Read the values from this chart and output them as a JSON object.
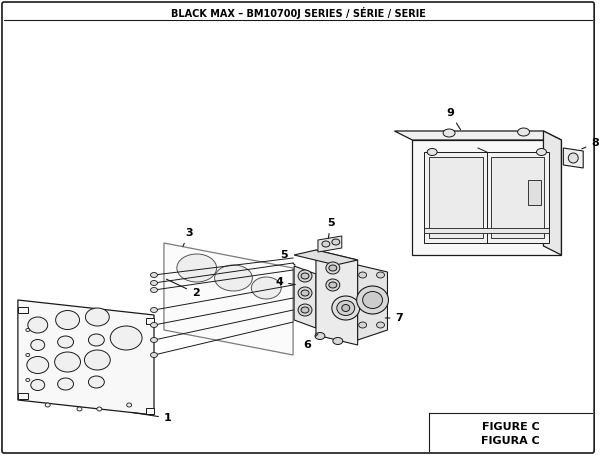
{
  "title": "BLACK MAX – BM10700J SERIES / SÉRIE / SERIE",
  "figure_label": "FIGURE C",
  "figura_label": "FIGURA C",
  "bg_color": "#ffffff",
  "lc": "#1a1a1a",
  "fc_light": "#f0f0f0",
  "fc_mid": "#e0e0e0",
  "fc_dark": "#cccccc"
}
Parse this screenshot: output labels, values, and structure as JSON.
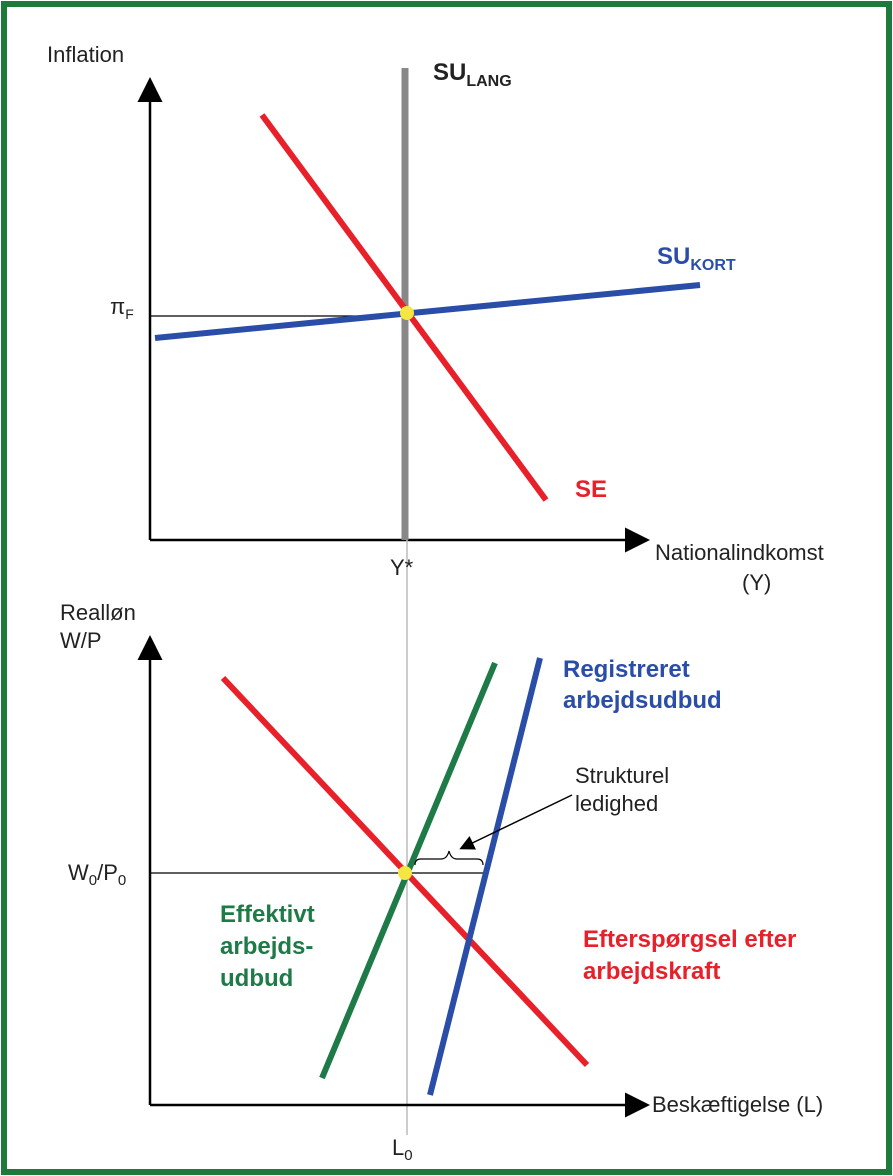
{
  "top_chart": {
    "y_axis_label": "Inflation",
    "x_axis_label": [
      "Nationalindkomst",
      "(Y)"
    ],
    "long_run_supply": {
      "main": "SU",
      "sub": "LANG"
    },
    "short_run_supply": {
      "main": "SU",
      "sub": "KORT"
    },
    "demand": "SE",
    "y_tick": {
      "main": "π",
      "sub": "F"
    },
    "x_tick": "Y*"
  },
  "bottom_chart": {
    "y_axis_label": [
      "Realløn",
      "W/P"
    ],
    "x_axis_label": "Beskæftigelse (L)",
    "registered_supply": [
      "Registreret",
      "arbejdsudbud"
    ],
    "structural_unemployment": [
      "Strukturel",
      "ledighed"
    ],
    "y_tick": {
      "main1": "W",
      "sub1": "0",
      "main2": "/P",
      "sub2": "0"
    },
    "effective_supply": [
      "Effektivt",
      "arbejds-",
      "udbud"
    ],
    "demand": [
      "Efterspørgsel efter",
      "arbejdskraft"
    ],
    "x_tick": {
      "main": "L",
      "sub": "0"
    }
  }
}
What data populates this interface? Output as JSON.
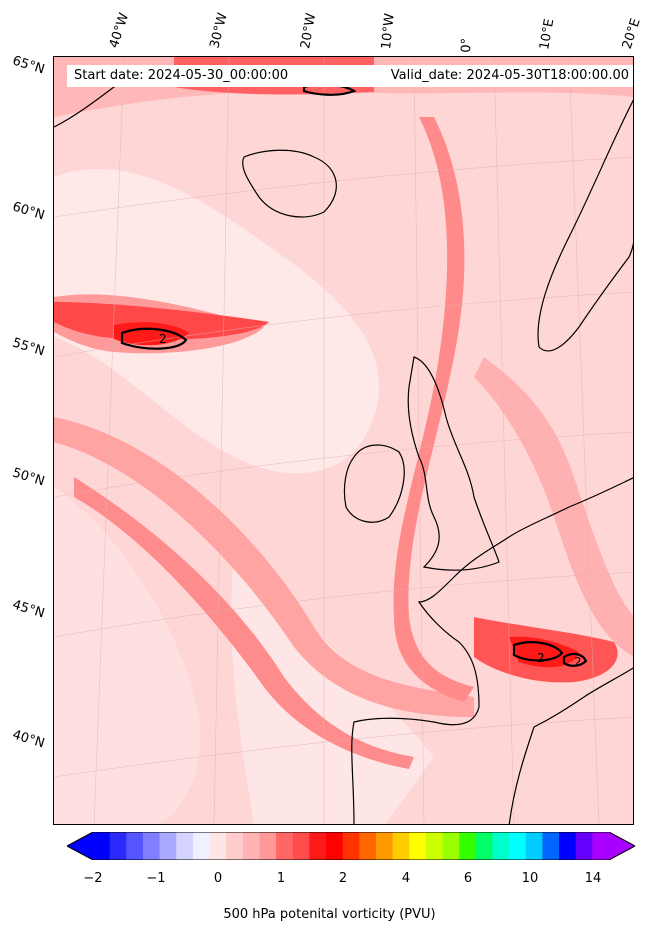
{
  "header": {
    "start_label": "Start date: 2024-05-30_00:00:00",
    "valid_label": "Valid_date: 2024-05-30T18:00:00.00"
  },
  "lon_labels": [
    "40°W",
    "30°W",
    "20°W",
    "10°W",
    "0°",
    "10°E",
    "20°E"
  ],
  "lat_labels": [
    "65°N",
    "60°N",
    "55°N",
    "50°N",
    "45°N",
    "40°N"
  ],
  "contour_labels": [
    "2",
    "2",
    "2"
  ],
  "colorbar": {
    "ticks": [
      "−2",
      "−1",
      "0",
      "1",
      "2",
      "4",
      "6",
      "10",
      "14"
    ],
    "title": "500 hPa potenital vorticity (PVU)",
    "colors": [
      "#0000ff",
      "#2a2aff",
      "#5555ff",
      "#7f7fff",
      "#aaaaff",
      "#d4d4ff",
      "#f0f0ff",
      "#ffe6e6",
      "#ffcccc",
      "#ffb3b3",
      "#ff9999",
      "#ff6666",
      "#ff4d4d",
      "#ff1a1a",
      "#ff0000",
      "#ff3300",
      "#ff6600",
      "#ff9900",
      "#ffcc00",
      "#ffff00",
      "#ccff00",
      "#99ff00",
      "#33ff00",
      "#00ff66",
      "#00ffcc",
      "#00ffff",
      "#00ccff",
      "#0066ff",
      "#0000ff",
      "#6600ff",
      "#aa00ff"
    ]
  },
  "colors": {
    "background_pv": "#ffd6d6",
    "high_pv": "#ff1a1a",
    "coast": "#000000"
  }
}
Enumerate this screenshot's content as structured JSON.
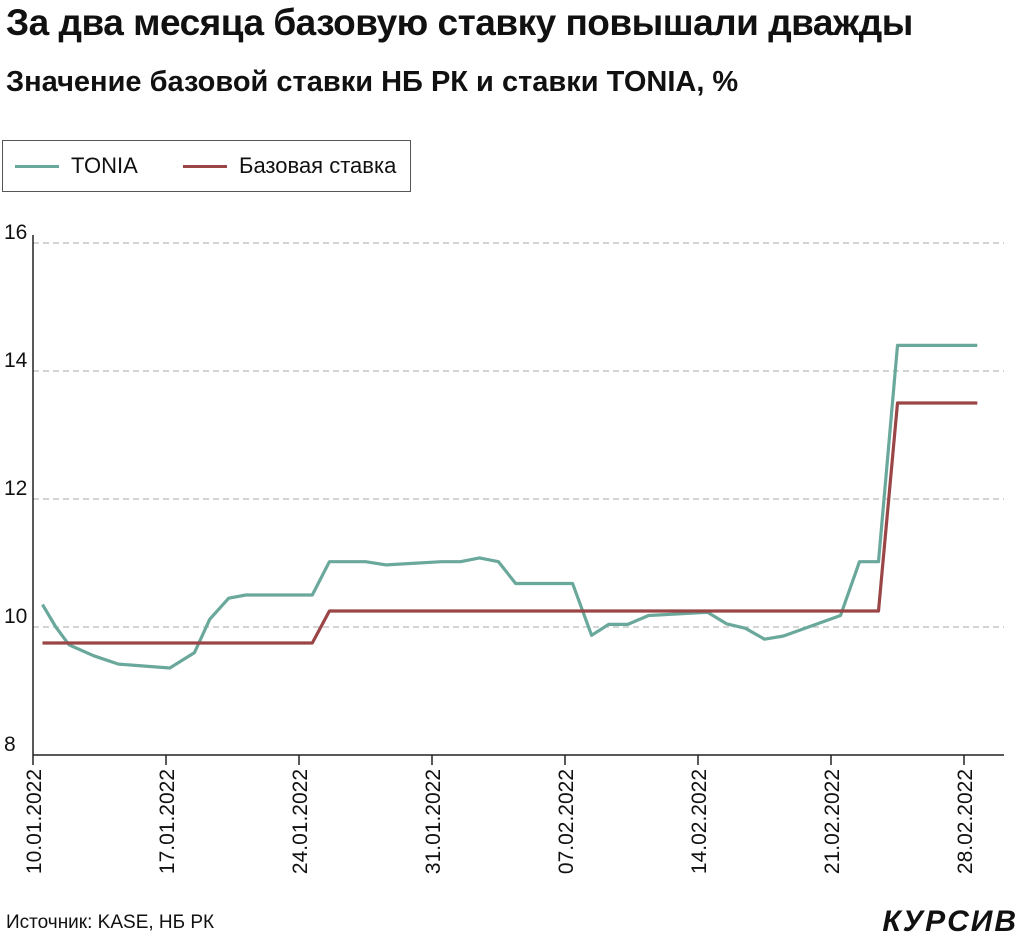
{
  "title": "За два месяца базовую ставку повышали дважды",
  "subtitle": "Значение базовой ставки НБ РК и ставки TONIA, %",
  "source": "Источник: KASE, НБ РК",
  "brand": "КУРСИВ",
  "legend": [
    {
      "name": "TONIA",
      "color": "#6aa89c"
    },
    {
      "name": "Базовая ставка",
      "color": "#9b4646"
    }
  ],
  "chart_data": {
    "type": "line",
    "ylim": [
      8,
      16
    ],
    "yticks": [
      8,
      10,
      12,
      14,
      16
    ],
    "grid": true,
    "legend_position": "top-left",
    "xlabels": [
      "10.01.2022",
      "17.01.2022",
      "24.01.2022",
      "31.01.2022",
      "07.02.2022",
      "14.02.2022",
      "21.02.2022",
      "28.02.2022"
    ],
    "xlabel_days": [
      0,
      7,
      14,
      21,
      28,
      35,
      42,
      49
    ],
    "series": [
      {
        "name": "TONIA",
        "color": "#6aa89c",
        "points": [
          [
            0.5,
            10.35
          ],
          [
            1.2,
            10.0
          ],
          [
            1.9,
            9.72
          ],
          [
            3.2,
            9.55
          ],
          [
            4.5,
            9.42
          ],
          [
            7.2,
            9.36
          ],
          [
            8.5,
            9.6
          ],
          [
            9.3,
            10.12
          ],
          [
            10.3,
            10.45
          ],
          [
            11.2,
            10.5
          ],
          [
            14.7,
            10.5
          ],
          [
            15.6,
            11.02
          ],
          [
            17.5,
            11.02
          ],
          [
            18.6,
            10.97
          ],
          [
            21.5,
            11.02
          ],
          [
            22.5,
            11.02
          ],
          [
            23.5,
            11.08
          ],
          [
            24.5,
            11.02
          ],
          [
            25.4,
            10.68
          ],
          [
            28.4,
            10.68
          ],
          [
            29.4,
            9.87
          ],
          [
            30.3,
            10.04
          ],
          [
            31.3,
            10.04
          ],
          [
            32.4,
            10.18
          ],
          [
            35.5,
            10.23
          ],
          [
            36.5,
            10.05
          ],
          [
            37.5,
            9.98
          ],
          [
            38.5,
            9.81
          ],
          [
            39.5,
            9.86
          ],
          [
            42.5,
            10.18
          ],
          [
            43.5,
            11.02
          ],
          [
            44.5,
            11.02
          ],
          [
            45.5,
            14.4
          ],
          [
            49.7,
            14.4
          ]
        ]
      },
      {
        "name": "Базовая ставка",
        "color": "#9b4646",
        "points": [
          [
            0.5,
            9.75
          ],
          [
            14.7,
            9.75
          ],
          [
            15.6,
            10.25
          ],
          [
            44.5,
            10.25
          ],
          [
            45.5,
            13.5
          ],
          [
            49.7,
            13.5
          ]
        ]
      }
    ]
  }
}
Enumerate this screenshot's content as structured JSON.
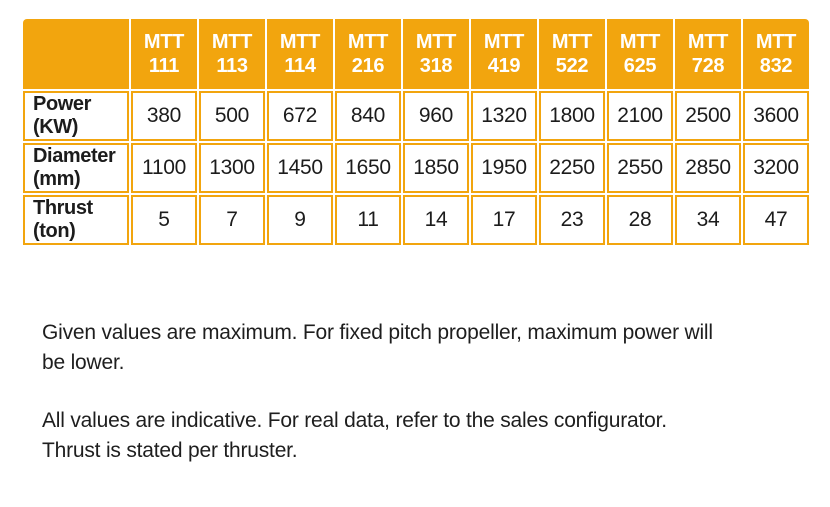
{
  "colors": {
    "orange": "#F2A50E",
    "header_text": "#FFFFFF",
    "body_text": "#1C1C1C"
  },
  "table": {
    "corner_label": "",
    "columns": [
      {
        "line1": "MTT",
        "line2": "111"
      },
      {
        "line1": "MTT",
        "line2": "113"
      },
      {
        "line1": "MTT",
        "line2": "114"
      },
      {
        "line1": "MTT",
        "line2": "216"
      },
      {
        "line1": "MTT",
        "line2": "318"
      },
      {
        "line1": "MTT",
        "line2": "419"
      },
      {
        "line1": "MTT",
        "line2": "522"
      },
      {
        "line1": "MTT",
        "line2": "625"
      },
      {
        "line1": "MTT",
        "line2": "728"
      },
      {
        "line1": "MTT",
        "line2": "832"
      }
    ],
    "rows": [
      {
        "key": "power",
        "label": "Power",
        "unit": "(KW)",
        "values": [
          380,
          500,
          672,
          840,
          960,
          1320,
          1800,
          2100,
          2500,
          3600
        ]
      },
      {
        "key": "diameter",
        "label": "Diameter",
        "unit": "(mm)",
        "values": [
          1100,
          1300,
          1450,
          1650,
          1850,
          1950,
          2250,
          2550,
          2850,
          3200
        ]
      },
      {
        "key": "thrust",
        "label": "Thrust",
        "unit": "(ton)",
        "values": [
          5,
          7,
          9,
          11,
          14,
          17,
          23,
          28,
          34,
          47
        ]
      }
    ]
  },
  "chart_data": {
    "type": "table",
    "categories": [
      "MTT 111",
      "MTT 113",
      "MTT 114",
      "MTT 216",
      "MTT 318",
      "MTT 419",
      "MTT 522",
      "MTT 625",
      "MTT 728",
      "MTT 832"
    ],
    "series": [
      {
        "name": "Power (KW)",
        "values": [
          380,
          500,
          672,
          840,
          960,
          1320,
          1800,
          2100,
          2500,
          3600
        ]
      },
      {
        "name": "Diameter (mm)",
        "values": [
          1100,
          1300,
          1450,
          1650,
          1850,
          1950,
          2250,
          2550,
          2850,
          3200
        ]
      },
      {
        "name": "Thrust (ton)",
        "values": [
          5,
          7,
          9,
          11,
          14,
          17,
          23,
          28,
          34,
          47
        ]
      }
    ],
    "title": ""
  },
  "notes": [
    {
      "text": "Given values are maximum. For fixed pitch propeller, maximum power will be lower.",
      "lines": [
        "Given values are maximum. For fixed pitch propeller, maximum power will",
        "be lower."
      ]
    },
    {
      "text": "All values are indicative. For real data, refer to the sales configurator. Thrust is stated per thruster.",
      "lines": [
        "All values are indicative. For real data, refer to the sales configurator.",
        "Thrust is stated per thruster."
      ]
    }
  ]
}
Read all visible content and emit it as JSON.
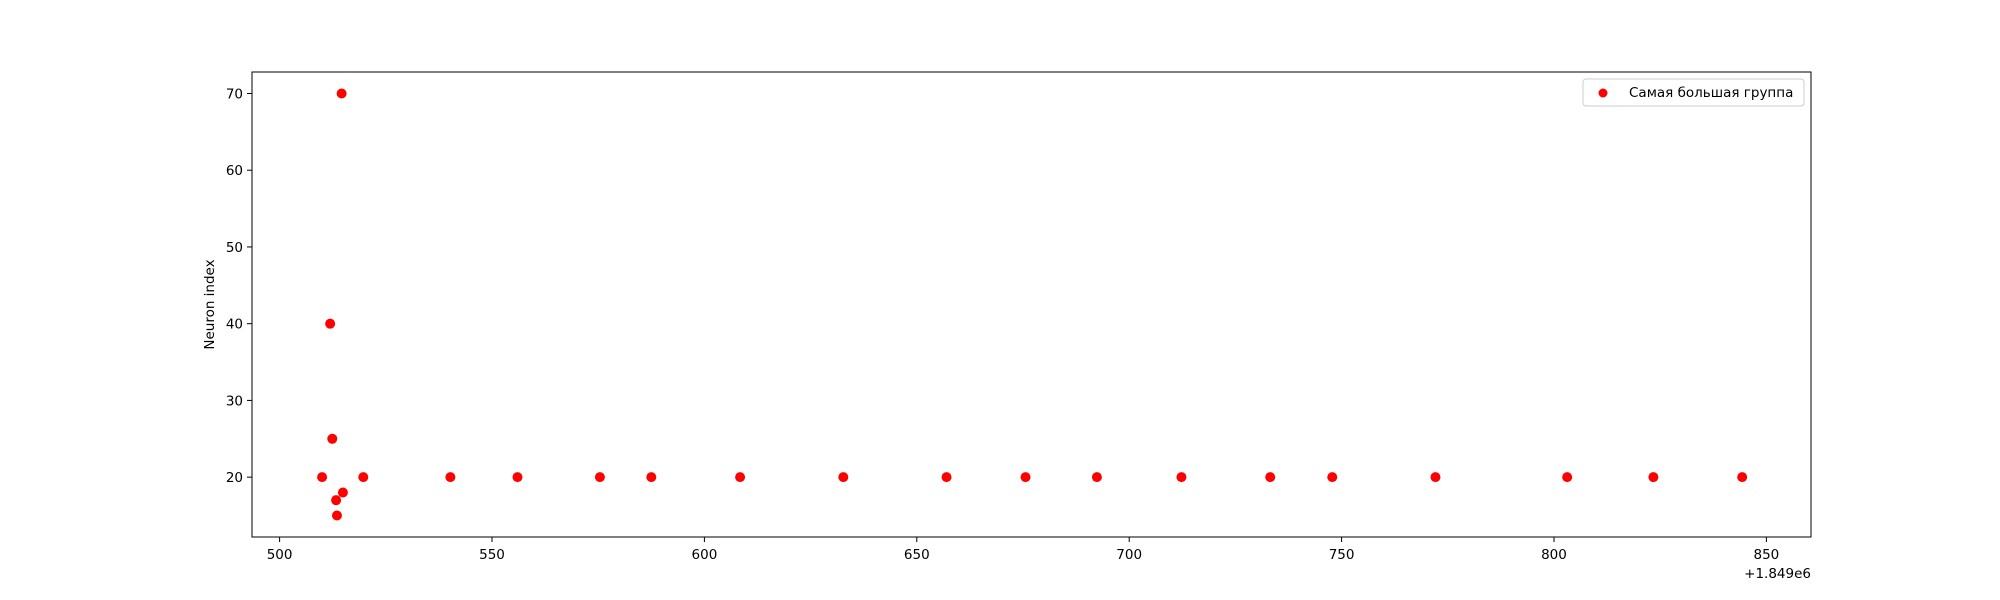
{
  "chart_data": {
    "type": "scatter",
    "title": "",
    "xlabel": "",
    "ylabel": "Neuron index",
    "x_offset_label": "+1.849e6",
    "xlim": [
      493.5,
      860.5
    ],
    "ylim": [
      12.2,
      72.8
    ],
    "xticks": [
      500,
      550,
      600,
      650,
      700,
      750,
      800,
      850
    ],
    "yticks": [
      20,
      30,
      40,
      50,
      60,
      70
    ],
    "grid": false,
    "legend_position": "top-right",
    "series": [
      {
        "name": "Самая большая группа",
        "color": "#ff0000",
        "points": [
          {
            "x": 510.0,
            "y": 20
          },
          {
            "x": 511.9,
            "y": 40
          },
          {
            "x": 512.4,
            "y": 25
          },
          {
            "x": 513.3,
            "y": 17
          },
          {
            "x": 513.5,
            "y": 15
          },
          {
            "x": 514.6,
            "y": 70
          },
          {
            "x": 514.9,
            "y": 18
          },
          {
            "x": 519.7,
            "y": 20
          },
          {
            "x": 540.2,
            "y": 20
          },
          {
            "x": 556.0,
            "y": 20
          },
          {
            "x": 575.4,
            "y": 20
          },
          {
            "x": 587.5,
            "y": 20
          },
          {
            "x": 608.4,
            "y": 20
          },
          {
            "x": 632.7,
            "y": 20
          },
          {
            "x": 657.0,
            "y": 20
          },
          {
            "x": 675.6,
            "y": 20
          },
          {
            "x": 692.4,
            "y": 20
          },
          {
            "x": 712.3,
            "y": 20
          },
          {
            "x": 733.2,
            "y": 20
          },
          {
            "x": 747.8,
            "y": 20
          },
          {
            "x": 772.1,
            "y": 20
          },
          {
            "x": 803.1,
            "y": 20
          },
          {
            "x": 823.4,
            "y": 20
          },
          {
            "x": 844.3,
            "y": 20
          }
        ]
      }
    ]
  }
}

● PROBLEM DETAILS:
Go through the listing above and report how many of its lines contain the word "propeller", with only the number as output.

● EXERCISE RESULT:
2